___ DATA TO USE ___

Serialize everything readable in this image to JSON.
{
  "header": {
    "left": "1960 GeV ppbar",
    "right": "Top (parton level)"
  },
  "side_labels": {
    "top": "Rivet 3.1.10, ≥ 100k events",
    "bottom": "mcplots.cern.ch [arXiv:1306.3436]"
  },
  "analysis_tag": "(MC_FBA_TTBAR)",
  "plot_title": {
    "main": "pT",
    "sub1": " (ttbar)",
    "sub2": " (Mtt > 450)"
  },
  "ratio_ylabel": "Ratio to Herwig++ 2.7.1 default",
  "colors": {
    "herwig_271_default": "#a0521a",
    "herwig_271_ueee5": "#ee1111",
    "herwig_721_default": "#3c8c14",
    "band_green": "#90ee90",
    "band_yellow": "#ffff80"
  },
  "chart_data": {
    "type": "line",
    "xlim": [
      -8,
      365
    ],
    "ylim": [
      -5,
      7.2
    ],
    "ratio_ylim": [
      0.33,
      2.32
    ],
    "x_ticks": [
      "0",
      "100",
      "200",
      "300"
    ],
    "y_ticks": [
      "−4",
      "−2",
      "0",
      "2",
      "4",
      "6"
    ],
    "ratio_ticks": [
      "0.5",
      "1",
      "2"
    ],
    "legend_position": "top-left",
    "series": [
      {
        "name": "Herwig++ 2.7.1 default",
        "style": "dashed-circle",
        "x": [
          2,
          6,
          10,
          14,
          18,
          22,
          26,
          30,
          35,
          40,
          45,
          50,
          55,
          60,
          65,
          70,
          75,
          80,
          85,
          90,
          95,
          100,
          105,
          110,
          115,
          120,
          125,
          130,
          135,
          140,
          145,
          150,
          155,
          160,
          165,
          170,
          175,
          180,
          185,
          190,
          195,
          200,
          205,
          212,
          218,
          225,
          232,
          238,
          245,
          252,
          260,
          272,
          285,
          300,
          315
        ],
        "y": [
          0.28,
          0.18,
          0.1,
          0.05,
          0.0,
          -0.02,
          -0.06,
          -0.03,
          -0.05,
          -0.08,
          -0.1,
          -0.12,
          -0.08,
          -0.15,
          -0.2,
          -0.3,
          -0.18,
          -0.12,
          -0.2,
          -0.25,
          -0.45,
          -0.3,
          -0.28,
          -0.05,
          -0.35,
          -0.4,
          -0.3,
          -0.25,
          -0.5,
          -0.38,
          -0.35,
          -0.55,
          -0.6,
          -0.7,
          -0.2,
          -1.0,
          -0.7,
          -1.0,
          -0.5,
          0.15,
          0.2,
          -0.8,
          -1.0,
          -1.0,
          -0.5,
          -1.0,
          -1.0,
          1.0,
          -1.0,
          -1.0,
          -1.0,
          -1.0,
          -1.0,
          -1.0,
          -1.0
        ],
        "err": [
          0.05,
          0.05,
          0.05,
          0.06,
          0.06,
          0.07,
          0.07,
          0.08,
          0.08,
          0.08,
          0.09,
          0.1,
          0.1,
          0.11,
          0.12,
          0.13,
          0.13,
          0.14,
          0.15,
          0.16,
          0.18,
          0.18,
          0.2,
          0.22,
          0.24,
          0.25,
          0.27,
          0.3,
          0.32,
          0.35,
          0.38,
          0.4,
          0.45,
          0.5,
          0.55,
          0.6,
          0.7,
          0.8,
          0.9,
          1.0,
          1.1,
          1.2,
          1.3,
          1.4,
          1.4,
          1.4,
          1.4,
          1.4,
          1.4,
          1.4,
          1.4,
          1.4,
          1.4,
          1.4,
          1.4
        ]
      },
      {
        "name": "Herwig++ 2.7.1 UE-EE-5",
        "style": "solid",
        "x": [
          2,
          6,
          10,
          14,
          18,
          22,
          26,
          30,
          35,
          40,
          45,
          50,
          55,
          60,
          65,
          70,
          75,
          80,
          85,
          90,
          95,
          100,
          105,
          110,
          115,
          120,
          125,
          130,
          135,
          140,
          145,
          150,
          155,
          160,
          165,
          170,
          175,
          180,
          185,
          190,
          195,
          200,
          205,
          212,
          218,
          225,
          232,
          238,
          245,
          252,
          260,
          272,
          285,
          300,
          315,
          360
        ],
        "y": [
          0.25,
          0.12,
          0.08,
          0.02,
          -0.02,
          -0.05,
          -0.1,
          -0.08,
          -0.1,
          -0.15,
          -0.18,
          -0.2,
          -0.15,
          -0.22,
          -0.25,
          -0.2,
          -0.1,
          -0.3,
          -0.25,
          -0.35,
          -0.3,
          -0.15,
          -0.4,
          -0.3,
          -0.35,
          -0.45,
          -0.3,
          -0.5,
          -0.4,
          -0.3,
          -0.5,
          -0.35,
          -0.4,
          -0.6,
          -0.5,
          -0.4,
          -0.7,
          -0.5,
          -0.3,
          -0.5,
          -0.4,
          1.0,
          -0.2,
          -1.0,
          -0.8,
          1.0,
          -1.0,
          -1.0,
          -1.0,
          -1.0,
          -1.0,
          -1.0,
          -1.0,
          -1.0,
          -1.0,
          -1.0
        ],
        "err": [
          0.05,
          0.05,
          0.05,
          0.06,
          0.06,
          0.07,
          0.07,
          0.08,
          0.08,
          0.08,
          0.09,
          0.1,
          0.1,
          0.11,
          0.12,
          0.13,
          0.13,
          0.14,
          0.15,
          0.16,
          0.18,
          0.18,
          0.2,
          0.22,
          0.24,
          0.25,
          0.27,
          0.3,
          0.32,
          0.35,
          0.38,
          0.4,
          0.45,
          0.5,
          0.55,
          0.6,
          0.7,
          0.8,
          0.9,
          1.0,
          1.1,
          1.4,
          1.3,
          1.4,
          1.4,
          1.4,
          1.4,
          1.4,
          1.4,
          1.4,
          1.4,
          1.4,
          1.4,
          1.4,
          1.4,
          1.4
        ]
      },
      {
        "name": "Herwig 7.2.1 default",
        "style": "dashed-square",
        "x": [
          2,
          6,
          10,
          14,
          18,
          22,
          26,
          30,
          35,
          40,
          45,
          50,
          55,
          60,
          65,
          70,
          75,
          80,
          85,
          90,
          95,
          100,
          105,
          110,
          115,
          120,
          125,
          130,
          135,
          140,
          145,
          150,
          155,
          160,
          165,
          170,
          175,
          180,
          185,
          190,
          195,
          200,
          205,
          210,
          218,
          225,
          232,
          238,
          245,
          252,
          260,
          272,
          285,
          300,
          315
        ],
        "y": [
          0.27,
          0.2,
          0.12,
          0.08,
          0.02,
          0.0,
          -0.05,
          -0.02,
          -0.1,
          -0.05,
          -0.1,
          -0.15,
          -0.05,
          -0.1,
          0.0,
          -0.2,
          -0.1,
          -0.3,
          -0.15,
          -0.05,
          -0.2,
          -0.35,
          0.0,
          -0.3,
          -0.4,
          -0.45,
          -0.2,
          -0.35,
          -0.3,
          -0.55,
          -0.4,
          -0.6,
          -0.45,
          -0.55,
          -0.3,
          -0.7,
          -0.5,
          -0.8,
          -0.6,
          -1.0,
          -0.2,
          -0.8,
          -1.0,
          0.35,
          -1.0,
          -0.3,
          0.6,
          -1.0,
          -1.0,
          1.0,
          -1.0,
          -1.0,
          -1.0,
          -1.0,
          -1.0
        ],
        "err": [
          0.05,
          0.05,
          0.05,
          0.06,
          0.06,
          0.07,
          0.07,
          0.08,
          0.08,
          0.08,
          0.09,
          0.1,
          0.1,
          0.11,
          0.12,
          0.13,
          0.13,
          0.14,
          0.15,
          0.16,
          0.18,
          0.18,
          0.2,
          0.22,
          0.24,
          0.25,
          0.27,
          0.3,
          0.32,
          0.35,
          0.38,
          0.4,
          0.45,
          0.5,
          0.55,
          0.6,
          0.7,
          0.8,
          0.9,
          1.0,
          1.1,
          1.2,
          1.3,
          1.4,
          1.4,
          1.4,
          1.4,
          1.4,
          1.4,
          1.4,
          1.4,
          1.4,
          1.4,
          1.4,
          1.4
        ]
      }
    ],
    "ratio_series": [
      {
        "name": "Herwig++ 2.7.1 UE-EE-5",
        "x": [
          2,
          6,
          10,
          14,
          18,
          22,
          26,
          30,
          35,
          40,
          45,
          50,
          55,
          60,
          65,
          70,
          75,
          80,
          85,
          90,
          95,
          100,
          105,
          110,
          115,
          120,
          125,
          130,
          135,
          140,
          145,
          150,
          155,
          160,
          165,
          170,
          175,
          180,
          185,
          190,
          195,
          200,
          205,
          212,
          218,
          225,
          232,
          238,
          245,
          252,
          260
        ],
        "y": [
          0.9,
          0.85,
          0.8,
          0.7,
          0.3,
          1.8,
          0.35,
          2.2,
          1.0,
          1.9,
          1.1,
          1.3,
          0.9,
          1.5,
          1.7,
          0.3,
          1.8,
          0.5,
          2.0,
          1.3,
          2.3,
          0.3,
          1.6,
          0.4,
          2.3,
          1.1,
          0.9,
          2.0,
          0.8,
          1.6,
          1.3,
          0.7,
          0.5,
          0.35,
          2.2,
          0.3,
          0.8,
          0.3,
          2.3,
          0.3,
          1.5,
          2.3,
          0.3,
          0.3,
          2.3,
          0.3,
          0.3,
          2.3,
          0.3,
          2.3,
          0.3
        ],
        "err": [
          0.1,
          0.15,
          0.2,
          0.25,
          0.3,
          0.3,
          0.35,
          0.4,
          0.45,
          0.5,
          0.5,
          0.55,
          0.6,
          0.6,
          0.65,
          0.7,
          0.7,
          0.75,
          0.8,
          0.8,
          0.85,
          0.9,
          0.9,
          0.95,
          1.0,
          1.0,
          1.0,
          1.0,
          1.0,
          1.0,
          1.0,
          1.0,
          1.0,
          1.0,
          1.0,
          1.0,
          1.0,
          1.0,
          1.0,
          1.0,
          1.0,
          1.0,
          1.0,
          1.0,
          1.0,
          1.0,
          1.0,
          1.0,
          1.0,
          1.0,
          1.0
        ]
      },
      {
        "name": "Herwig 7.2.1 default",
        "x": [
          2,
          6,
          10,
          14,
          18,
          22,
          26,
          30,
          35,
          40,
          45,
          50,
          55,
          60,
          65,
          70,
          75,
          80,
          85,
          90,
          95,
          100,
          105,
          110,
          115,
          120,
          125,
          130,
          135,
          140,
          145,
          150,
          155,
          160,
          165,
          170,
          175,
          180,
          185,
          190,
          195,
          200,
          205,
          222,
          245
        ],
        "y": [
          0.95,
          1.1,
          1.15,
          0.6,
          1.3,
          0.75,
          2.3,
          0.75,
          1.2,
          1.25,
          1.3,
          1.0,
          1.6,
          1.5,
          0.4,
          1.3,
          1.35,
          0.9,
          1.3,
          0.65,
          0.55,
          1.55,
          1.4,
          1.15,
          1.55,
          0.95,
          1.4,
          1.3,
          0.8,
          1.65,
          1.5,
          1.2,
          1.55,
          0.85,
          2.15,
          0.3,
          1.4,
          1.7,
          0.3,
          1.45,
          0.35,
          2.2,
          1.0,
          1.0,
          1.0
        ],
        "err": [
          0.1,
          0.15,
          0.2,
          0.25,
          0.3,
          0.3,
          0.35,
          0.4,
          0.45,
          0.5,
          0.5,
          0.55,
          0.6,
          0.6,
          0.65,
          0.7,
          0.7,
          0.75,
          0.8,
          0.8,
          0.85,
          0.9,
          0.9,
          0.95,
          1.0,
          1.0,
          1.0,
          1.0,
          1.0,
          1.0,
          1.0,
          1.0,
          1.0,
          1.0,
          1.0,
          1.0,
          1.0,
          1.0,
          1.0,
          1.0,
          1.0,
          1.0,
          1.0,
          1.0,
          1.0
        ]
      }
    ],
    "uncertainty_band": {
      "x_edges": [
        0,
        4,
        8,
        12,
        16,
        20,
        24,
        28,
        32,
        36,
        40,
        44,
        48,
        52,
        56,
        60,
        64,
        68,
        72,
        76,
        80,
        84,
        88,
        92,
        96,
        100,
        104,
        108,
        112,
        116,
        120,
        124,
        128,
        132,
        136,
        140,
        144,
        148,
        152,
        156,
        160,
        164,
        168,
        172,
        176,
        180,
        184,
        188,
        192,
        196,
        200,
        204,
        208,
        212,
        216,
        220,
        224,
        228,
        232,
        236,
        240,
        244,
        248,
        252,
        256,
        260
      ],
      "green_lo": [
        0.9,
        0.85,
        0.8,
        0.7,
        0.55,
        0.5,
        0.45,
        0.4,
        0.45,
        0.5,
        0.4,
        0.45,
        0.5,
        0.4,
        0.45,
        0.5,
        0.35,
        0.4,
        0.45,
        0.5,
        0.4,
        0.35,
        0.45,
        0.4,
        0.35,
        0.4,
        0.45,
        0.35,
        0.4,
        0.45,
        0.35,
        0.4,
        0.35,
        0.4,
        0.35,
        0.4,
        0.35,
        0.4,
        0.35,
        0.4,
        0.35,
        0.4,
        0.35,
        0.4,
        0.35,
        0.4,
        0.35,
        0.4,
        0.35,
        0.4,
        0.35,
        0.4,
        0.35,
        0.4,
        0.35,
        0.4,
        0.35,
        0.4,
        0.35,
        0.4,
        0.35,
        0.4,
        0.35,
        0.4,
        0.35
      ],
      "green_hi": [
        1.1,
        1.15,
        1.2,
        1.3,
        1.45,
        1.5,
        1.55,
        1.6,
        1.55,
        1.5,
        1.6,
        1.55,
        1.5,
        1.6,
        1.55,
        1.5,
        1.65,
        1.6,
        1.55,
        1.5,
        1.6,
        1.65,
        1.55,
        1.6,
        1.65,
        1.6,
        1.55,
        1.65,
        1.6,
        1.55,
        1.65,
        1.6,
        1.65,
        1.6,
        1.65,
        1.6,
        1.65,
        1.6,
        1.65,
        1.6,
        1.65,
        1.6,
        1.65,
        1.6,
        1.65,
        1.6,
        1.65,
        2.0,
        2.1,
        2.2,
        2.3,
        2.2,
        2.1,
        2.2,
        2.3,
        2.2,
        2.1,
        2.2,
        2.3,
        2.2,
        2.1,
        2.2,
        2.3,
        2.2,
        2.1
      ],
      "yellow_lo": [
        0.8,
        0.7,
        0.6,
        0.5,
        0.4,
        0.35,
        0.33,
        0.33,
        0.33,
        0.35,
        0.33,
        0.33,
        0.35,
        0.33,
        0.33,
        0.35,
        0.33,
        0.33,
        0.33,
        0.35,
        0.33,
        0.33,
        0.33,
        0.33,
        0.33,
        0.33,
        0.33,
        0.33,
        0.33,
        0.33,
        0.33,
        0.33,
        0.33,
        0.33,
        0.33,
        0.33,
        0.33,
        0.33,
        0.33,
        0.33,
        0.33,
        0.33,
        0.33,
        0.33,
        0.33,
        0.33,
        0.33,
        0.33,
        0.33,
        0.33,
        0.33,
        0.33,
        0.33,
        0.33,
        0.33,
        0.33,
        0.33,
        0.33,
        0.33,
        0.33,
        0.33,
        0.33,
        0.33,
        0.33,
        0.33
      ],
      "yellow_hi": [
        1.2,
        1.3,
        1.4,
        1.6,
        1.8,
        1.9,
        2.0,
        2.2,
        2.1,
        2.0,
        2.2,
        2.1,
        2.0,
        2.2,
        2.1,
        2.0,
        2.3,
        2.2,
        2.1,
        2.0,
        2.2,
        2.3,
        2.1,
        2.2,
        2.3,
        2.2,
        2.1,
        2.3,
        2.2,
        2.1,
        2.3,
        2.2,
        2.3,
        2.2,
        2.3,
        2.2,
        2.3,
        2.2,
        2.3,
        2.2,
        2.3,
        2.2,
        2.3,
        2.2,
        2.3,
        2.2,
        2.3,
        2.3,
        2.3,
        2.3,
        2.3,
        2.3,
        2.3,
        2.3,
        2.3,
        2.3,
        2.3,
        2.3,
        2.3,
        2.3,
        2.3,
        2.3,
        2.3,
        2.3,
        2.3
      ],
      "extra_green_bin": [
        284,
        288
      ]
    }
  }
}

___

**WRITTEN REQUEST**
Pick out every line of the listing containing the word "style", and show those lines.

**ANSWER TO THIS EXERCISE**
        "style": "dashed-circle",
        "style": "solid",
        "style": "dashed-square",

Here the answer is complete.